抜粋本文:
/---

「安全保障のパワーバランスの観点から核兵器は必要だと『なくせない理由』はいくらでも出てきました。だけど、これだったら核兵器を許せるという答えが自分の中で出てきませんでした。核兵器が『あっていい理由』がどうしても出てきませんでした」
だが、なくせないからと言ってなくさなくていいものではない、なくさなければいけないものはなくすべきだ。2021年5月、大学3年の時、仲間と「KNOW NUKES TOKYO」を設立。政治家へのロビイングや平和活動、イベントなどを企画運営した。そうした中、今のままでは被爆の記憶が継承できないというもどかしさを覚え、SNS世代に核兵器に関心を持ってもらうため考案したのが「KNOW NUKES」だった。専門家の協力も得ながらキノコ雲の形などビジュアルにこだわり、1年近くかけてつくった。

\---

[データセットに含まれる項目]
/---

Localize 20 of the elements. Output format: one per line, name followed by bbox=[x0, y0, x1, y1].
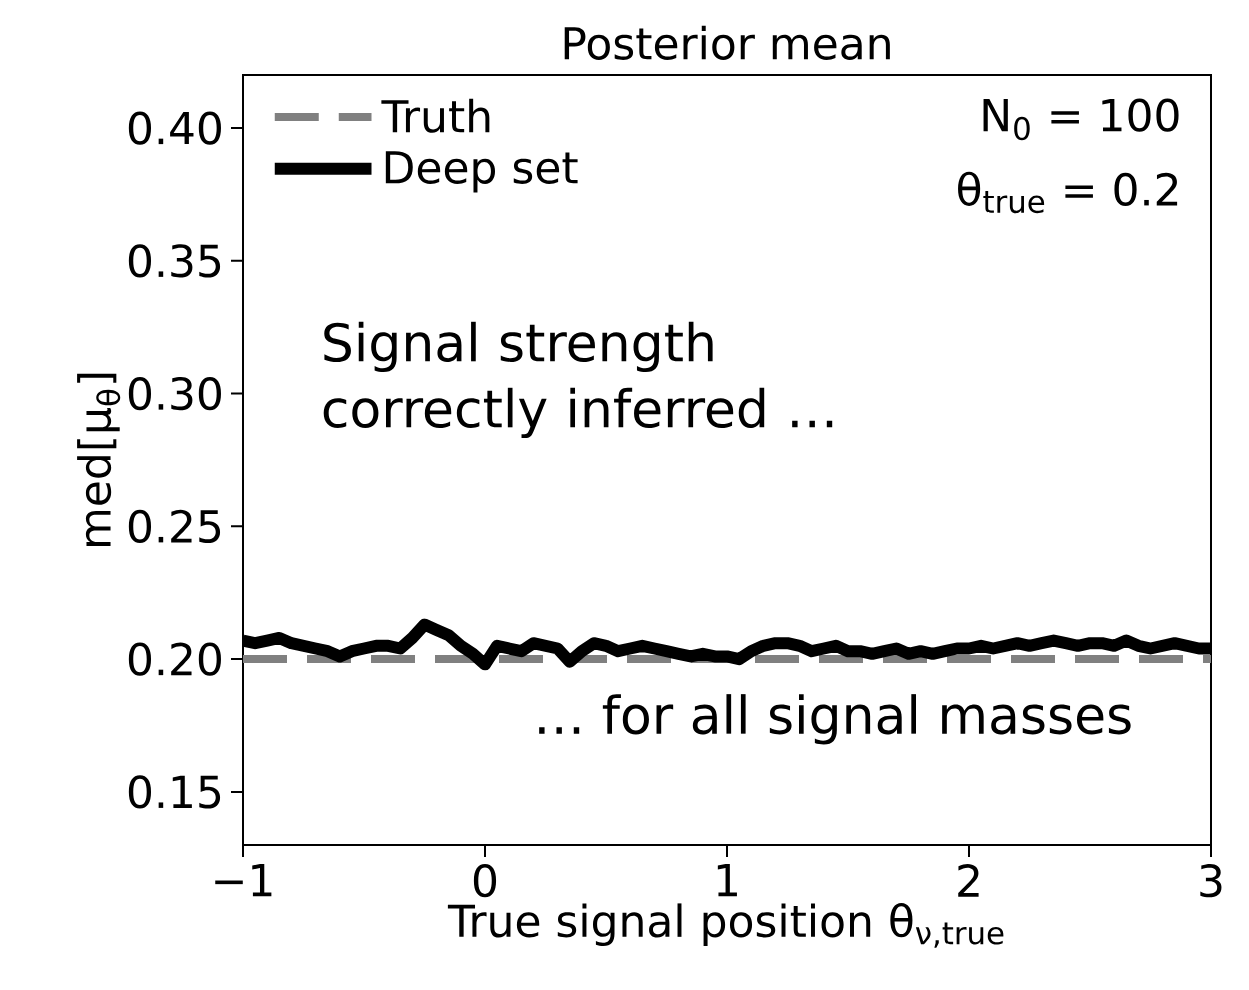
x-tick-label: 3 bbox=[1200, 864, 1222, 898]
y-tick-label: 0.40 bbox=[128, 111, 221, 145]
x-tick-label: 2 bbox=[958, 864, 979, 897]
y-tick-label: 0.30 bbox=[128, 376, 221, 411]
x-tick-label: −1 bbox=[215, 864, 272, 897]
legend-label: Truth bbox=[381, 98, 490, 133]
y-axis-title: med[μ$_{θ}$] bbox=[77, 373, 121, 547]
legend-label: Deep set bbox=[385, 151, 578, 193]
annotation: N$_{0}$ = 100 bbox=[983, 98, 1179, 141]
y-tick-label: 0.25 bbox=[128, 509, 221, 544]
y-tick-label: 0.15 bbox=[128, 775, 221, 809]
annotation: … for all signal masses bbox=[539, 694, 1131, 745]
x-tick-label: 1 bbox=[717, 864, 737, 897]
y-tick-label: 0.20 bbox=[128, 642, 221, 676]
y-tick-label: 0.35 bbox=[128, 244, 221, 278]
x-tick-label: 0 bbox=[473, 864, 497, 898]
annotation: θ$_{true}$ = 0.2 bbox=[958, 171, 1178, 214]
chart-title: Posterior mean bbox=[564, 25, 890, 60]
annotation: Signal strength correctly inferred … bbox=[323, 321, 833, 439]
x-axis-title: True signal position θ$_{ν,true}$ bbox=[447, 903, 1004, 948]
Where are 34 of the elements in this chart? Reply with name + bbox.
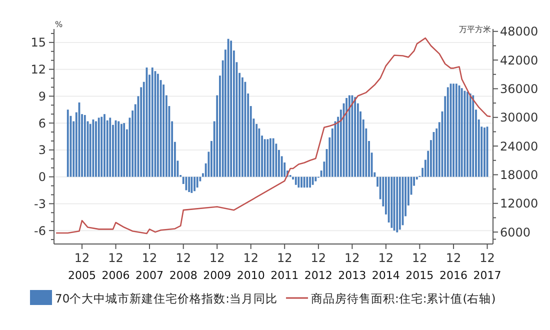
x-tick-label: 12 2016 bbox=[440, 251, 468, 282]
x-tick-label: 12 2008 bbox=[169, 251, 198, 282]
x-tick-label: 12 2006 bbox=[102, 251, 130, 282]
x-tick-label: 12 2011 bbox=[270, 251, 299, 282]
y2-tick-label: 24000 bbox=[500, 139, 538, 154]
y2-axis-title: 万平方米 bbox=[459, 25, 491, 34]
x-tick-label: 12 2009 bbox=[203, 251, 232, 282]
y-axis-title: % bbox=[55, 20, 63, 29]
y-tick-label: 12 bbox=[30, 62, 46, 77]
y-tick-label: 9 bbox=[38, 89, 46, 104]
x-tick-label: 12 2014 bbox=[372, 251, 400, 282]
y-tick-label: 3 bbox=[38, 143, 46, 158]
y-tick-label: 6 bbox=[38, 116, 46, 130]
y2-tick-label: 18000 bbox=[500, 168, 538, 182]
x-tick-label: 12 2013 bbox=[338, 251, 366, 282]
y-tick-label: -3 bbox=[34, 196, 46, 211]
x-tick-label: 12 2015 bbox=[406, 251, 434, 282]
y-tick-label: 15 bbox=[30, 36, 46, 50]
y2-tick-label: 36000 bbox=[500, 82, 538, 96]
y-tick-label: -6 bbox=[34, 224, 46, 238]
y2-tick-label: 12000 bbox=[500, 196, 538, 211]
legend-label: 商品房待售面积:住宅:累计值(右轴) bbox=[311, 292, 496, 306]
legend-label: 70个大中城市新建住宅价格指数:当月同比 bbox=[55, 292, 278, 306]
line-series bbox=[56, 37, 491, 234]
x-tick-label: 12 2005 bbox=[68, 251, 96, 282]
y2-tick-label: 6000 bbox=[500, 225, 531, 240]
y2-tick-label: 42000 bbox=[500, 53, 538, 68]
y2-tick-label: 48000 bbox=[500, 24, 538, 39]
x-tick-label: 12 2010 bbox=[236, 251, 265, 282]
y-tick-label: 0 bbox=[38, 170, 46, 184]
x-tick-label: 12 2017 bbox=[473, 251, 502, 282]
x-tick-label: 12 2012 bbox=[304, 251, 332, 282]
y2-tick-label: 30000 bbox=[500, 110, 538, 125]
x-tick-label: 12 2007 bbox=[136, 251, 164, 282]
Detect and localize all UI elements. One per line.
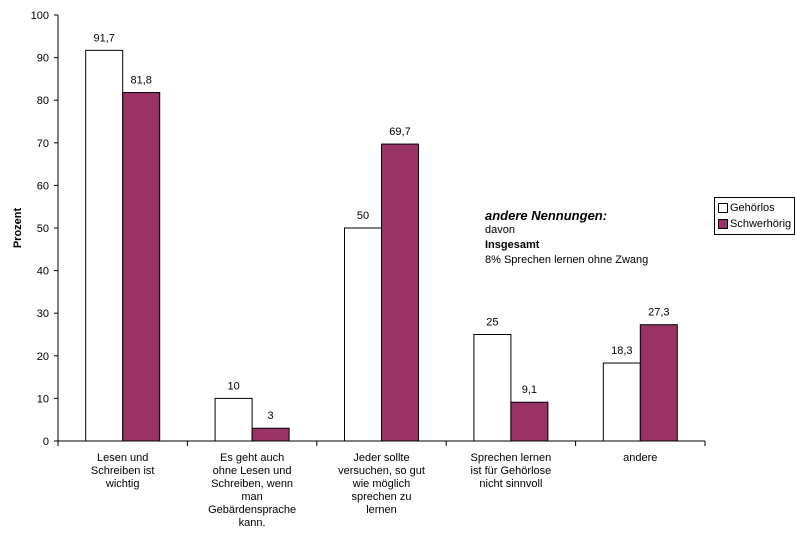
legend: Gehörlos Schwerhörig	[714, 197, 795, 235]
bar-schwerhoerig	[251, 427, 290, 442]
annotation-line: 8% Sprechen lernen ohne Zwang	[485, 254, 649, 266]
y-tick-label: 40	[37, 266, 49, 278]
bar-gehoerlos	[85, 49, 124, 442]
y-tick-label: 50	[37, 223, 49, 235]
bar-schwerhoerig	[510, 401, 549, 442]
annotation-line: davon	[485, 224, 515, 236]
data-label: 3	[268, 410, 274, 422]
y-tick-label: 100	[31, 10, 49, 22]
annotation: andere Nennungen: davon Insgesamt 8% Spr…	[485, 208, 648, 268]
annotation-title: andere Nennungen:	[485, 208, 608, 223]
y-tick-label: 80	[37, 95, 49, 107]
annotation-line: Insgesamt	[485, 239, 540, 251]
legend-item-gehoerlos: Gehörlos	[718, 200, 791, 216]
x-category-label: andere	[623, 452, 657, 464]
data-label: 25	[486, 317, 498, 329]
legend-label: Gehörlos	[730, 202, 775, 214]
bar-schwerhoerig	[381, 143, 419, 442]
y-tick-label: 70	[37, 138, 49, 150]
bar-gehoerlos	[473, 334, 512, 442]
bar-gehoerlos	[214, 397, 253, 442]
data-label: 10	[227, 380, 239, 392]
y-tick-label: 60	[37, 180, 49, 192]
data-label: 91,7	[93, 32, 114, 44]
bar-gehoerlos	[602, 362, 641, 442]
data-label: 81,8	[130, 75, 151, 87]
legend-swatch	[718, 203, 728, 213]
y-tick-label: 10	[37, 393, 49, 405]
y-tick-label: 0	[43, 436, 49, 448]
data-label: 9,1	[522, 384, 537, 396]
x-category-label: Jeder sollte versuchen, so gut wie möglich…	[338, 452, 425, 516]
legend-swatch	[718, 219, 728, 229]
bar-schwerhoerig	[639, 324, 678, 442]
bar-schwerhoerig	[122, 92, 161, 442]
data-label: 18,3	[611, 345, 632, 357]
x-category-label: Lesen und Schreiben ist wichtig	[91, 452, 155, 490]
data-label: 50	[357, 210, 369, 222]
x-category-label: Es geht auch ohne Lesen und Schreiben, wen…	[208, 452, 296, 529]
y-tick-label: 30	[37, 308, 49, 320]
data-label: 27,3	[648, 307, 669, 319]
y-axis-label: Prozent	[12, 207, 24, 248]
y-tick-label: 90	[37, 53, 49, 65]
data-label: 69,7	[389, 126, 410, 138]
legend-label: Schwerhörig	[730, 218, 792, 230]
bar-gehoerlos	[344, 227, 382, 442]
legend-item-schwerhoerig: Schwerhörig	[718, 216, 791, 232]
x-category-label: Sprechen lernen ist für Gehörlose nicht si…	[471, 452, 552, 490]
y-tick-label: 20	[37, 351, 49, 363]
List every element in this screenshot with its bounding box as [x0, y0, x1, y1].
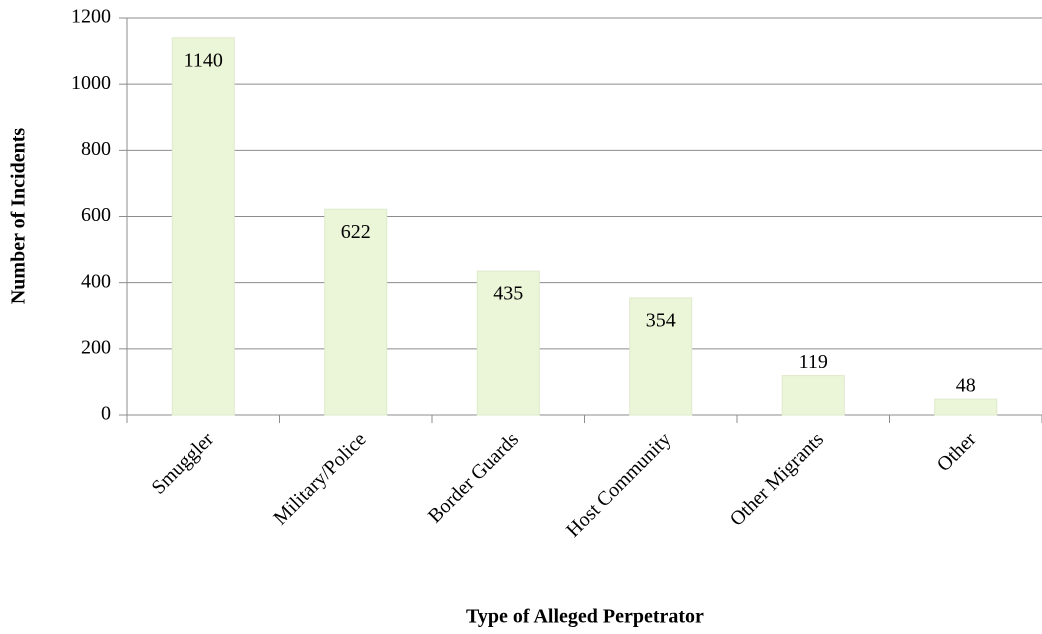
x-tick-label: Military/Police [269, 428, 370, 529]
value-label: 1140 [184, 49, 223, 71]
x-tick-label: Smuggler [147, 428, 218, 499]
value-label: 354 [646, 309, 676, 331]
y-tick-label: 200 [81, 336, 111, 358]
y-axis-title: Number of Incidents [8, 128, 30, 305]
x-tick-label: Other Migrants [726, 428, 829, 531]
x-tick-label: Border Guards [424, 428, 523, 527]
y-tick-label: 1000 [71, 72, 111, 94]
bar [629, 297, 693, 416]
bar [476, 270, 540, 416]
bar [171, 37, 235, 416]
y-tick-label: 600 [81, 204, 111, 226]
y-tick-label: 400 [81, 270, 111, 292]
y-tick-label: 0 [101, 403, 111, 425]
y-tick-label: 800 [81, 138, 111, 160]
x-tick-label: Other [933, 428, 981, 476]
y-tick-label: 1200 [71, 6, 111, 28]
value-label: 119 [799, 351, 828, 373]
value-label: 48 [956, 375, 976, 397]
bar [324, 208, 388, 416]
value-label: 622 [341, 221, 371, 243]
value-label: 435 [493, 283, 523, 305]
bar [934, 398, 998, 416]
bar [781, 375, 845, 416]
x-tick-label: Host Community [562, 428, 675, 541]
x-axis-title: Type of Alleged Perpetrator [466, 606, 704, 628]
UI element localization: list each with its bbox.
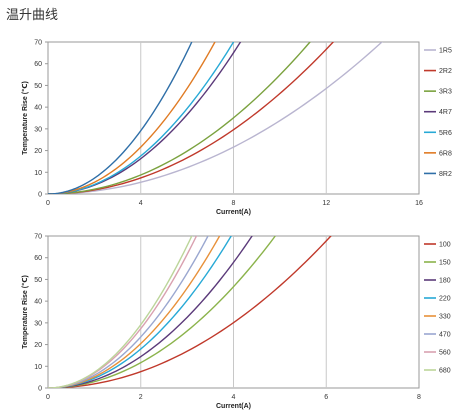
legend-label: 150 [439,260,451,267]
y-tick-label: 60 [34,255,42,262]
legend-label: 8R2 [439,171,452,178]
series-line-680 [48,236,193,388]
y-tick-label: 50 [34,83,42,90]
x-tick-label: 16 [415,200,423,207]
y-tick-label: 20 [34,342,42,349]
legend-label: 3R3 [439,89,452,96]
y-tick-label: 30 [34,320,42,327]
series-line-150 [48,236,277,388]
legend-label: 1R5 [439,48,452,55]
x-tick-label: 8 [417,394,421,401]
legend-label: 2R2 [439,68,452,75]
y-tick-label: 30 [34,126,42,133]
y-tick-label: 40 [34,299,42,306]
series-line-100 [48,236,332,388]
y-tick-label: 70 [34,40,42,47]
legend-label: 330 [439,314,451,321]
legend-label: 6R8 [439,150,452,157]
x-axis-label: Current(A) [216,403,251,410]
y-tick-label: 10 [34,364,42,371]
x-tick-label: 6 [324,394,328,401]
x-tick-label: 4 [139,200,143,207]
legend-label: 680 [439,368,451,375]
series-line-330 [48,236,221,388]
y-tick-label: 40 [34,105,42,112]
series-line-3R3 [48,42,311,194]
y-tick-label: 60 [34,61,42,68]
page-title: 温升曲线 [6,8,59,23]
x-tick-label: 4 [232,394,236,401]
x-tick-label: 0 [46,394,50,401]
series-line-8R2 [48,42,193,194]
x-axis-label: Current(A) [216,209,251,216]
series-line-4R7 [48,42,242,194]
series-line-180 [48,236,253,388]
series-line-560 [48,236,198,388]
legend-label: 180 [439,278,451,285]
x-tick-label: 0 [46,200,50,207]
y-axis-label: Temperature Rise (℃) [21,81,29,155]
y-tick-label: 0 [38,192,42,199]
x-tick-label: 2 [139,394,143,401]
legend-label: 100 [439,242,451,249]
y-tick-label: 0 [38,386,42,393]
series-line-6R8 [48,42,216,194]
legend-label: 560 [439,350,451,357]
y-axis-label: Temperature Rise (℃) [21,275,29,349]
y-tick-label: 20 [34,148,42,155]
chart-inductance-top: 0 4 8 12 16 0 10 20 30 40 50 60 70 Current(A) Temperat… [21,40,452,217]
legend-label: 4R7 [439,109,452,116]
legend-label: 470 [439,332,451,339]
series-line-5R6 [48,42,235,194]
series-line-2R2 [48,42,335,194]
series-line-220 [48,236,232,388]
x-tick-label: 12 [322,200,330,207]
series-line-470 [48,236,209,388]
x-tick-label: 8 [232,200,236,207]
y-tick-label: 50 [34,277,42,284]
legend-label: 5R6 [439,130,452,137]
y-tick-label: 70 [34,234,42,241]
chart-inductance-bottom: 0 2 4 6 8010203040506070Current(A)Temperatur… [21,234,451,411]
y-tick-label: 10 [34,170,42,177]
series-line-1R5 [48,42,383,194]
legend-label: 220 [439,296,451,303]
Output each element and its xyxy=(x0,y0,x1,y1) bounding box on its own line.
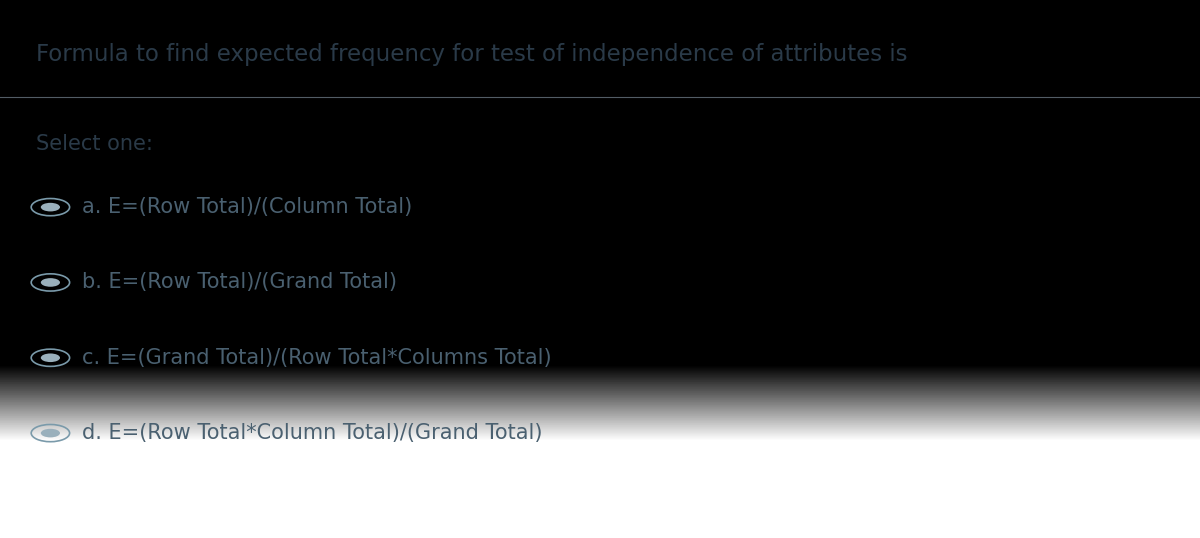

\---

作業指示 1:
次の(a)〜(c)は抜粋本文の内容と合っていますか。それぞれ「はい」か「いいえ」で答え、判断の決め手となる本文の語句をそのまま引用してください。
(a) 「KNOW NUKES TOKYO」は大学3年の時に設立された。
(b) 「KNOW NUKES」は専門家の協力を得ずに短期間でつくられた。
(c) 核兵器を「なくせない理由」は見つからなかった。
作業指示 2: 抜粋本文によると、「KNOW NUKES」はなぜ考案されたのですか。1〜3文で説明してください。

解答結果 1:
(a) はい。「2021年5月、大学3年の時、仲間と『KNOW NUKES TOKYO』を設立。」
(b) いいえ。「専門家の協力も得ながらキノコ雲の形などビジュアルにこだわり、1年近くかけてつくった。」
(c) いいえ。「安全保障のパワーバランスの観点から核兵器は必要だと『なくせない理由』はいくらでも出てきました。」

解答結果 2: 今のままでは被爆の記憶が継承できないというもどかしさを覚えたからです。そこで、SNS世代に核兵器に関心を持ってもらうために考案されました。